▸ **TASK REQUIREMENTS**: Leave the images out, and copy each of the records below exactly.

Stored records:
-- Opening Marker --
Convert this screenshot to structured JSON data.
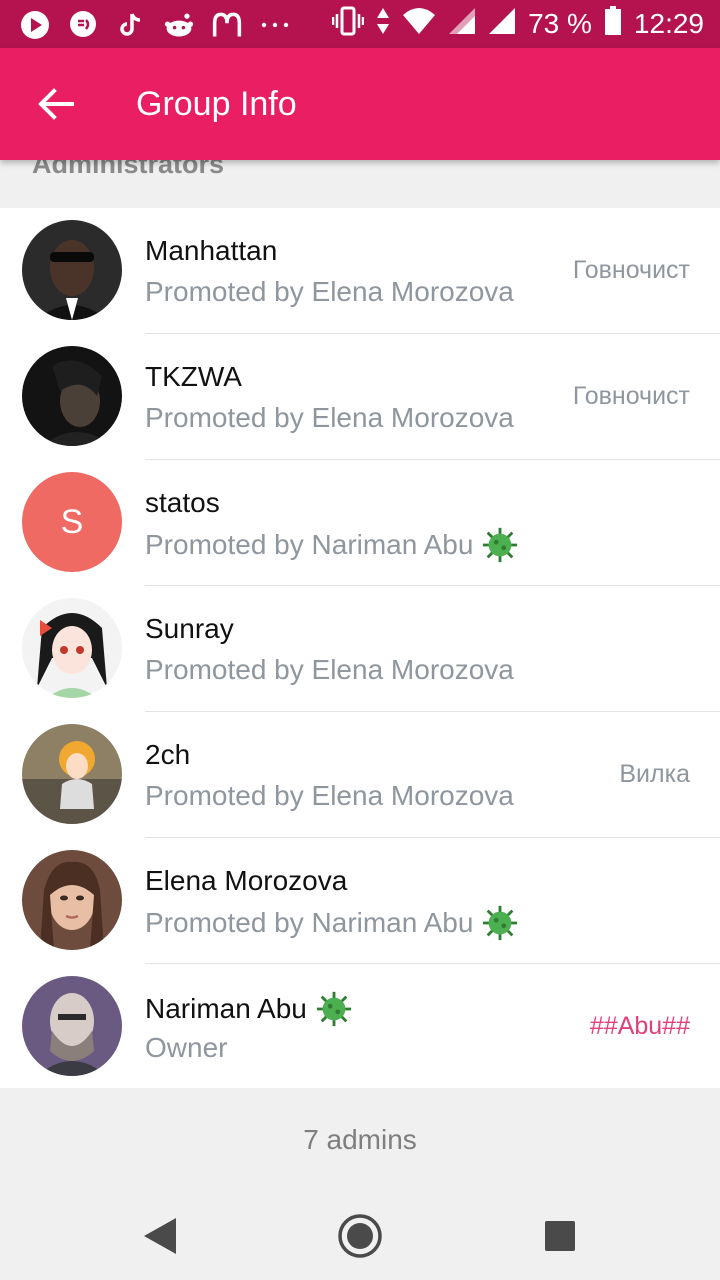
{
  "status_bar": {
    "battery_percent": "73 %",
    "time": "12:29",
    "left_icons": [
      "play-icon",
      "messenger-icon",
      "tiktok-icon",
      "reddit-icon",
      "mcdonalds-icon",
      "more-icon"
    ],
    "right_icons": [
      "vibrate-icon",
      "data-arrows-icon",
      "wifi-icon",
      "signal-icon",
      "signal-icon",
      "battery-icon"
    ]
  },
  "app_bar": {
    "title": "Group Info",
    "back_icon": "arrow-left-icon"
  },
  "section_title": "Administrators",
  "admins": [
    {
      "name": "Manhattan",
      "subtitle": "Promoted by Elena Morozova",
      "rank": "Говночист",
      "has_virus_sub": false,
      "has_virus_name": false
    },
    {
      "name": "TKZWA",
      "subtitle": "Promoted by Elena Morozova",
      "rank": "Говночист",
      "has_virus_sub": false,
      "has_virus_name": false
    },
    {
      "name": "statos",
      "subtitle": "Promoted by Nariman Abu",
      "rank": "",
      "has_virus_sub": true,
      "has_virus_name": false,
      "avatar_letter": "S"
    },
    {
      "name": "Sunray",
      "subtitle": "Promoted by Elena Morozova",
      "rank": "",
      "has_virus_sub": false,
      "has_virus_name": false
    },
    {
      "name": "2ch",
      "subtitle": "Promoted by Elena Morozova",
      "rank": "Вилка",
      "has_virus_sub": false,
      "has_virus_name": false
    },
    {
      "name": "Elena Morozova",
      "subtitle": "Promoted by Nariman Abu",
      "rank": "",
      "has_virus_sub": true,
      "has_virus_name": false
    },
    {
      "name": "Nariman Abu",
      "subtitle": "Owner",
      "rank": "##Abu##",
      "has_virus_sub": false,
      "has_virus_name": true
    }
  ],
  "footer": {
    "count_text": "7 admins"
  },
  "colors": {
    "status_bar": "#b5134f",
    "app_bar": "#e91e63",
    "owner_rank": "#e2407a",
    "subtitle": "#8f969e"
  }
}
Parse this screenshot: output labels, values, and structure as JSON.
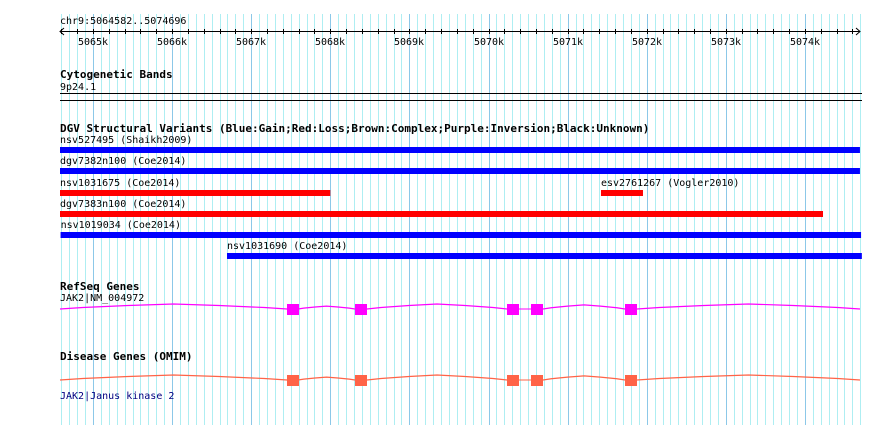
{
  "ruler": {
    "label": "chr9:5064582..5074696",
    "start": 5064582,
    "end": 5074696,
    "ticks": [
      "5065k",
      "5066k",
      "5067k",
      "5068k",
      "5069k",
      "5070k",
      "5071k",
      "5072k",
      "5073k",
      "5074k"
    ]
  },
  "cytoband": {
    "title": "Cytogenetic Bands",
    "label": "9p24.1"
  },
  "dgv": {
    "title": "DGV Structural Variants (Blue:Gain;Red:Loss;Brown:Complex;Purple:Inversion;Black:Unknown)",
    "variants": [
      {
        "label": "nsv527495 (Shaikh2009)",
        "start": 5064582,
        "end": 5074696,
        "type": "gain",
        "row": 0
      },
      {
        "label": "dgv7382n100 (Coe2014)",
        "start": 5064582,
        "end": 5074696,
        "type": "gain",
        "row": 1
      },
      {
        "label": "nsv1031675 (Coe2014)",
        "start": 5064582,
        "end": 5068000,
        "type": "loss",
        "row": 2
      },
      {
        "label": "esv2761267 (Vogler2010)",
        "start": 5071422,
        "end": 5071953,
        "type": "loss",
        "row": 2
      },
      {
        "label": "dgv7383n100 (Coe2014)",
        "start": 5064582,
        "end": 5074229,
        "type": "loss",
        "row": 3
      },
      {
        "label": "nsv1019034 (Coe2014)",
        "start": 5064590,
        "end": 5074710,
        "type": "gain",
        "row": 4
      },
      {
        "label": "nsv1031690 (Coe2014)",
        "start": 5066694,
        "end": 5074720,
        "type": "gain",
        "row": 5
      }
    ]
  },
  "refseq": {
    "title": "RefSeq Genes",
    "label": "JAK2|NM_004972",
    "color": "#ff00ff"
  },
  "omim": {
    "title": "Disease Genes (OMIM)",
    "label": "JAK2|Janus kinase 2",
    "color": "#ff6347",
    "label_color": "#000080"
  },
  "exons": [
    [
      5067453,
      5067592
    ],
    [
      5068312,
      5068464
    ],
    [
      5070234,
      5070386
    ],
    [
      5070537,
      5070689
    ],
    [
      5071726,
      5071878
    ]
  ],
  "colors": {
    "gain": "#0000ff",
    "loss": "#ff0000",
    "grid_minor": "#aeeef2",
    "grid_major": "#8cc8e8"
  }
}
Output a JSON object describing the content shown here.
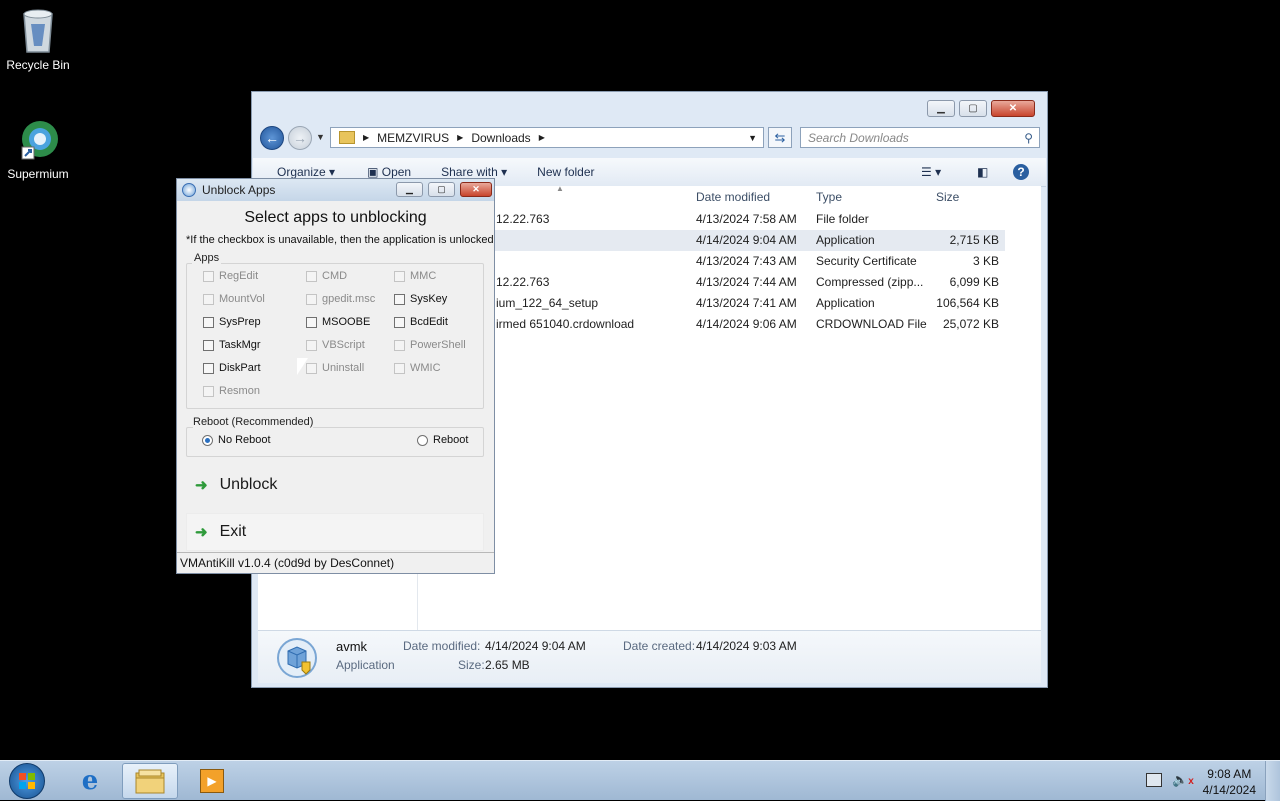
{
  "desktop": {
    "icons": [
      {
        "label": "Recycle Bin",
        "icon": "recycle-bin-icon"
      },
      {
        "label": "Supermium",
        "icon": "supermium-icon"
      }
    ]
  },
  "explorer": {
    "address": {
      "root": "MEMZVIRUS",
      "folder": "Downloads"
    },
    "search_placeholder": "Search Downloads",
    "toolbar": {
      "organize": "Organize",
      "open": "Open",
      "share_with": "Share with",
      "new_folder": "New folder"
    },
    "columns": {
      "date_modified": "Date modified",
      "type": "Type",
      "size": "Size"
    },
    "rows": [
      {
        "name": "12.22.763",
        "date": "4/13/2024 7:58 AM",
        "type": "File folder",
        "size": ""
      },
      {
        "name": "",
        "date": "4/14/2024 9:04 AM",
        "type": "Application",
        "size": "2,715 KB"
      },
      {
        "name": "",
        "date": "4/13/2024 7:43 AM",
        "type": "Security Certificate",
        "size": "3 KB"
      },
      {
        "name": "12.22.763",
        "date": "4/13/2024 7:44 AM",
        "type": "Compressed (zipp...",
        "size": "6,099 KB"
      },
      {
        "name": "ium_122_64_setup",
        "date": "4/13/2024 7:41 AM",
        "type": "Application",
        "size": "106,564 KB"
      },
      {
        "name": "irmed 651040.crdownload",
        "date": "4/14/2024 9:06 AM",
        "type": "CRDOWNLOAD File",
        "size": "25,072 KB"
      }
    ],
    "details": {
      "name": "avmk",
      "type": "Application",
      "date_modified_label": "Date modified:",
      "date_modified": "4/14/2024 9:04 AM",
      "date_created_label": "Date created:",
      "date_created": "4/14/2024 9:03 AM",
      "size_label": "Size:",
      "size": "2.65 MB"
    }
  },
  "dialog": {
    "title": "Unblock Apps",
    "heading": "Select apps to unblocking",
    "note": "*If the checkbox is unavailable, then the application is unlocked",
    "apps_label": "Apps",
    "apps": [
      {
        "label": "RegEdit",
        "enabled": false
      },
      {
        "label": "CMD",
        "enabled": false
      },
      {
        "label": "MMC",
        "enabled": false
      },
      {
        "label": "MountVol",
        "enabled": false
      },
      {
        "label": "gpedit.msc",
        "enabled": false
      },
      {
        "label": "SysKey",
        "enabled": true
      },
      {
        "label": "SysPrep",
        "enabled": true
      },
      {
        "label": "MSOOBE",
        "enabled": true
      },
      {
        "label": "BcdEdit",
        "enabled": true
      },
      {
        "label": "TaskMgr",
        "enabled": true
      },
      {
        "label": "VBScript",
        "enabled": false
      },
      {
        "label": "PowerShell",
        "enabled": false
      },
      {
        "label": "DiskPart",
        "enabled": true
      },
      {
        "label": "Uninstall",
        "enabled": false
      },
      {
        "label": "WMIC",
        "enabled": false
      },
      {
        "label": "Resmon",
        "enabled": false
      }
    ],
    "reboot_label": "Reboot (Recommended)",
    "no_reboot": "No Reboot",
    "reboot": "Reboot",
    "unblock_button": "Unblock",
    "exit_button": "Exit",
    "status": "VMAntiKill v1.0.4 (c0d9d by DesConnet)"
  },
  "taskbar": {
    "time": "9:08 AM",
    "date": "4/14/2024"
  }
}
-- Closing Marker --
▸ **WORKED SOLUTION**:
Convert this screenshot to structured JSON data.
{
  "status_bar": {
    "battery_percent": "73 %",
    "time": "12:29",
    "left_icons": [
      "play-icon",
      "messenger-icon",
      "tiktok-icon",
      "reddit-icon",
      "mcdonalds-icon",
      "more-icon"
    ],
    "right_icons": [
      "vibrate-icon",
      "data-arrows-icon",
      "wifi-icon",
      "signal-icon",
      "signal-icon",
      "battery-icon"
    ]
  },
  "app_bar": {
    "title": "Group Info",
    "back_icon": "arrow-left-icon"
  },
  "section_title": "Administrators",
  "admins": [
    {
      "name": "Manhattan",
      "subtitle": "Promoted by Elena Morozova",
      "rank": "Говночист",
      "has_virus_sub": false,
      "has_virus_name": false
    },
    {
      "name": "TKZWA",
      "subtitle": "Promoted by Elena Morozova",
      "rank": "Говночист",
      "has_virus_sub": false,
      "has_virus_name": false
    },
    {
      "name": "statos",
      "subtitle": "Promoted by Nariman Abu",
      "rank": "",
      "has_virus_sub": true,
      "has_virus_name": false,
      "avatar_letter": "S"
    },
    {
      "name": "Sunray",
      "subtitle": "Promoted by Elena Morozova",
      "rank": "",
      "has_virus_sub": false,
      "has_virus_name": false
    },
    {
      "name": "2ch",
      "subtitle": "Promoted by Elena Morozova",
      "rank": "Вилка",
      "has_virus_sub": false,
      "has_virus_name": false
    },
    {
      "name": "Elena Morozova",
      "subtitle": "Promoted by Nariman Abu",
      "rank": "",
      "has_virus_sub": true,
      "has_virus_name": false
    },
    {
      "name": "Nariman Abu",
      "subtitle": "Owner",
      "rank": "##Abu##",
      "has_virus_sub": false,
      "has_virus_name": true
    }
  ],
  "footer": {
    "count_text": "7 admins"
  },
  "colors": {
    "status_bar": "#b5134f",
    "app_bar": "#e91e63",
    "owner_rank": "#e2407a",
    "subtitle": "#8f969e"
  }
}
Parse this screenshot: output labels, values, and structure as JSON.
{
  "ruler": {
    "label": "chr9:5064582..5074696",
    "start": 5064582,
    "end": 5074696,
    "ticks": [
      "5065k",
      "5066k",
      "5067k",
      "5068k",
      "5069k",
      "5070k",
      "5071k",
      "5072k",
      "5073k",
      "5074k"
    ]
  },
  "cytoband": {
    "title": "Cytogenetic Bands",
    "label": "9p24.1"
  },
  "dgv": {
    "title": "DGV Structural Variants (Blue:Gain;Red:Loss;Brown:Complex;Purple:Inversion;Black:Unknown)",
    "variants": [
      {
        "label": "nsv527495 (Shaikh2009)",
        "start": 5064582,
        "end": 5074696,
        "type": "gain",
        "row": 0
      },
      {
        "label": "dgv7382n100 (Coe2014)",
        "start": 5064582,
        "end": 5074696,
        "type": "gain",
        "row": 1
      },
      {
        "label": "nsv1031675 (Coe2014)",
        "start": 5064582,
        "end": 5068000,
        "type": "loss",
        "row": 2
      },
      {
        "label": "esv2761267 (Vogler2010)",
        "start": 5071422,
        "end": 5071953,
        "type": "loss",
        "row": 2
      },
      {
        "label": "dgv7383n100 (Coe2014)",
        "start": 5064582,
        "end": 5074229,
        "type": "loss",
        "row": 3
      },
      {
        "label": "nsv1019034 (Coe2014)",
        "start": 5064590,
        "end": 5074710,
        "type": "gain",
        "row": 4
      },
      {
        "label": "nsv1031690 (Coe2014)",
        "start": 5066694,
        "end": 5074720,
        "type": "gain",
        "row": 5
      }
    ]
  },
  "refseq": {
    "title": "RefSeq Genes",
    "label": "JAK2|NM_004972",
    "color": "#ff00ff"
  },
  "omim": {
    "title": "Disease Genes (OMIM)",
    "label": "JAK2|Janus kinase 2",
    "color": "#ff6347",
    "label_color": "#000080"
  },
  "exons": [
    [
      5067453,
      5067592
    ],
    [
      5068312,
      5068464
    ],
    [
      5070234,
      5070386
    ],
    [
      5070537,
      5070689
    ],
    [
      5071726,
      5071878
    ]
  ],
  "colors": {
    "gain": "#0000ff",
    "loss": "#ff0000",
    "grid_minor": "#aeeef2",
    "grid_major": "#8cc8e8"
  }
}
Output a JSON object describing the content shown here.
{
  "desktop": {
    "icons": [
      {
        "label": "Recycle Bin",
        "icon": "recycle-bin-icon"
      },
      {
        "label": "Supermium",
        "icon": "supermium-icon"
      }
    ]
  },
  "explorer": {
    "address": {
      "root": "MEMZVIRUS",
      "folder": "Downloads"
    },
    "search_placeholder": "Search Downloads",
    "toolbar": {
      "organize": "Organize",
      "open": "Open",
      "share_with": "Share with",
      "new_folder": "New folder"
    },
    "columns": {
      "date_modified": "Date modified",
      "type": "Type",
      "size": "Size"
    },
    "rows": [
      {
        "name": "12.22.763",
        "date": "4/13/2024 7:58 AM",
        "type": "File folder",
        "size": ""
      },
      {
        "name": "",
        "date": "4/14/2024 9:04 AM",
        "type": "Application",
        "size": "2,715 KB"
      },
      {
        "name": "",
        "date": "4/13/2024 7:43 AM",
        "type": "Security Certificate",
        "size": "3 KB"
      },
      {
        "name": "12.22.763",
        "date": "4/13/2024 7:44 AM",
        "type": "Compressed (zipp...",
        "size": "6,099 KB"
      },
      {
        "name": "ium_122_64_setup",
        "date": "4/13/2024 7:41 AM",
        "type": "Application",
        "size": "106,564 KB"
      },
      {
        "name": "irmed 651040.crdownload",
        "date": "4/14/2024 9:06 AM",
        "type": "CRDOWNLOAD File",
        "size": "25,072 KB"
      }
    ],
    "details": {
      "name": "avmk",
      "type": "Application",
      "date_modified_label": "Date modified:",
      "date_modified": "4/14/2024 9:04 AM",
      "date_created_label": "Date created:",
      "date_created": "4/14/2024 9:03 AM",
      "size_label": "Size:",
      "size": "2.65 MB"
    }
  },
  "dialog": {
    "title": "Unblock Apps",
    "heading": "Select apps to unblocking",
    "note": "*If the checkbox is unavailable, then the application is unlocked",
    "apps_label": "Apps",
    "apps": [
      {
        "label": "RegEdit",
        "enabled": false
      },
      {
        "label": "CMD",
        "enabled": false
      },
      {
        "label": "MMC",
        "enabled": false
      },
      {
        "label": "MountVol",
        "enabled": false
      },
      {
        "label": "gpedit.msc",
        "enabled": false
      },
      {
        "label": "SysKey",
        "enabled": true
      },
      {
        "label": "SysPrep",
        "enabled": true
      },
      {
        "label": "MSOOBE",
        "enabled": true
      },
      {
        "label": "BcdEdit",
        "enabled": true
      },
      {
        "label": "TaskMgr",
        "enabled": true
      },
      {
        "label": "VBScript",
        "enabled": false
      },
      {
        "label": "PowerShell",
        "enabled": false
      },
      {
        "label": "DiskPart",
        "enabled": true
      },
      {
        "label": "Uninstall",
        "enabled": false
      },
      {
        "label": "WMIC",
        "enabled": false
      },
      {
        "label": "Resmon",
        "enabled": false
      }
    ],
    "reboot_label": "Reboot (Recommended)",
    "no_reboot": "No Reboot",
    "reboot": "Reboot",
    "unblock_button": "Unblock",
    "exit_button": "Exit",
    "status": "VMAntiKill v1.0.4 (c0d9d by DesConnet)"
  },
  "taskbar": {
    "time": "9:08 AM",
    "date": "4/14/2024"
  }
}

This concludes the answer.